Action item:
Below are some records. Say how many of their lines include the string "surgery", giving only the number.

= Beginning of Section =

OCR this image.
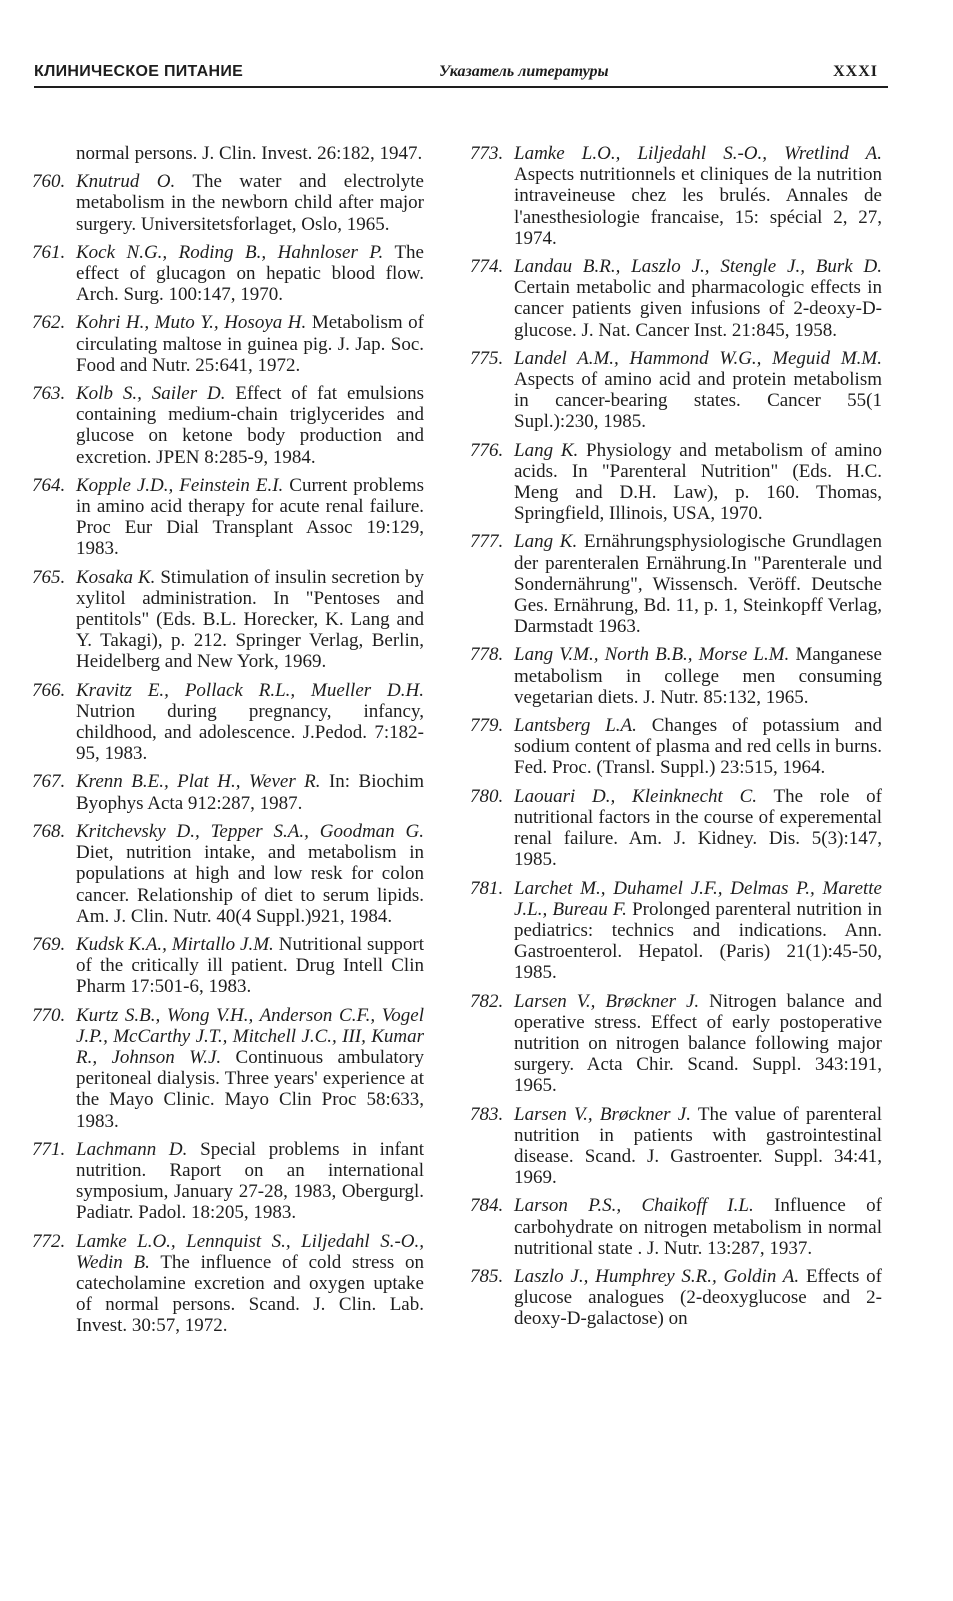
КЛИНИЧЕСКОЕ ПИТАНИЕ	Указатель литературы	XXXI
normal persons. J. Clin. Invest. 26:182, 1947.
760. Knutrud O. The water and electrolyte metabolism in the newborn child after major surgery. Universitetsforlaget, Oslo, 1965.
761. Kock N.G., Roding B., Hahnloser P. The effect of glucagon on hepatic blood flow. Arch. Surg. 100:147, 1970.
762. Kohri H., Muto Y., Hosoya H. Metabolism of circulating maltose in guinea pig. J. Jap. Soc. Food and Nutr. 25:641, 1972.
763. Kolb S., Sailer D. Effect of fat emulsions containing medium-chain triglycerides and glucose on ketone body production and excretion. JPEN 8:285-9, 1984.
764. Kopple J.D., Feinstein E.I. Current problems in amino acid therapy for acute renal failure. Proc Eur Dial Transplant Assoc 19:129, 1983.
765. Kosaka K. Stimulation of insulin secretion by xylitol administration. In "Pentoses and pentitols" (Eds. B.L. Horecker, K. Lang and Y. Takagi), p. 212. Springer Verlag, Berlin, Heidelberg and New York, 1969.
766. Kravitz E., Pollack R.L., Mueller D.H. Nutrion during pregnancy, infancy, childhood, and adolescence. J.Pedod. 7:182-95, 1983.
767. Krenn B.E., Plat H., Wever R. In: Biochim Byophys Acta 912:287, 1987.
768. Kritchevsky D., Tepper S.A., Goodman G. Diet, nutrition intake, and metabolism in populations at high and low resk for colon cancer. Relationship of diet to serum lipids. Am. J. Clin. Nutr. 40(4 Suppl.)921, 1984.
769. Kudsk K.A., Mirtallo J.M. Nutritional support of the critically ill patient. Drug Intell Clin Pharm 17:501-6, 1983.
770. Kurtz S.B., Wong V.H., Anderson C.F., Vogel J.P., McCarthy J.T., Mitchell J.C., III, Kumar R., Johnson W.J. Continuous ambulatory peritoneal dialysis. Three years' experience at the Mayo Clinic. Mayo Clin Proc 58:633, 1983.
771. Lachmann D. Special problems in infant nutrition. Raport on an international symposium, January 27-28, 1983, Obergurgl. Padiatr. Padol. 18:205, 1983.
772. Lamke L.O., Lennquist S., Liljedahl S.-O., Wedin B. The influence of cold stress on catecholamine excretion and oxygen uptake of normal persons. Scand. J. Clin. Lab. Invest. 30:57, 1972.
773. Lamke L.O., Liljedahl S.-O., Wretlind A. Aspects nutritionnels et cliniques de la nutrition intraveineuse chez les brulés. Annales de l'anesthesiologie francaise, 15: spécial 2, 27, 1974.
774. Landau B.R., Laszlo J., Stengle J., Burk D. Certain metabolic and pharmacologic effects in cancer patients given infusions of 2-deoxy-D-glucose. J. Nat. Cancer Inst. 21:845, 1958.
775. Landel A.M., Hammond W.G., Meguid M.M. Aspects of amino acid and protein metabolism in cancer-bearing states. Cancer 55(1 Supl.):230, 1985.
776. Lang K. Physiology and metabolism of amino acids. In "Parenteral Nutrition" (Eds. H.C. Meng and D.H. Law), p. 160. Thomas, Springfield, Illinois, USA, 1970.
777. Lang K. Ernährungsphysiologische Grundlagen der parenteralen Ernährung.In "Parenterale und Sondernährung", Wissensch. Veröff. Deutsche Ges. Ernährung, Bd. 11, p. 1, Steinkopff Verlag, Darmstadt 1963.
778. Lang V.M., North B.B., Morse L.M. Manganese metabolism in college men consuming vegetarian diets. J. Nutr. 85:132, 1965.
779. Lantsberg L.A. Changes of potassium and sodium content of plasma and red cells in burns. Fed. Proc. (Transl. Suppl.) 23:515, 1964.
780. Laouari D., Kleinknecht C. The role of nutritional factors in the course of experemental renal failure. Am. J. Kidney. Dis. 5(3):147, 1985.
781. Larchet M., Duhamel J.F., Delmas P., Marette J.L., Bureau F. Prolonged parenteral nutrition in pediatrics: technics and indications. Ann. Gastroenterol. Hepatol. (Paris) 21(1):45-50, 1985.
782. Larsen V., Brøckner J. Nitrogen balance and operative stress. Effect of early postoperative nutrition on nitrogen balance following major surgery. Acta Chir. Scand. Suppl. 343:191, 1965.
783. Larsen V., Brøckner J. The value of parenteral nutrition in patients with gastrointestinal disease. Scand. J. Gastroenter. Suppl. 34:41, 1969.
784. Larson P.S., Chaikoff I.L. Influence of carbohydrate on nitrogen metabolism in normal nutritional state . J. Nutr. 13:287, 1937.
785. Laszlo J., Humphrey S.R., Goldin A. Effects of glucose analogues (2-deoxyglucose and 2-deoxy-D-galactose) on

= End of Section =

The answer:
2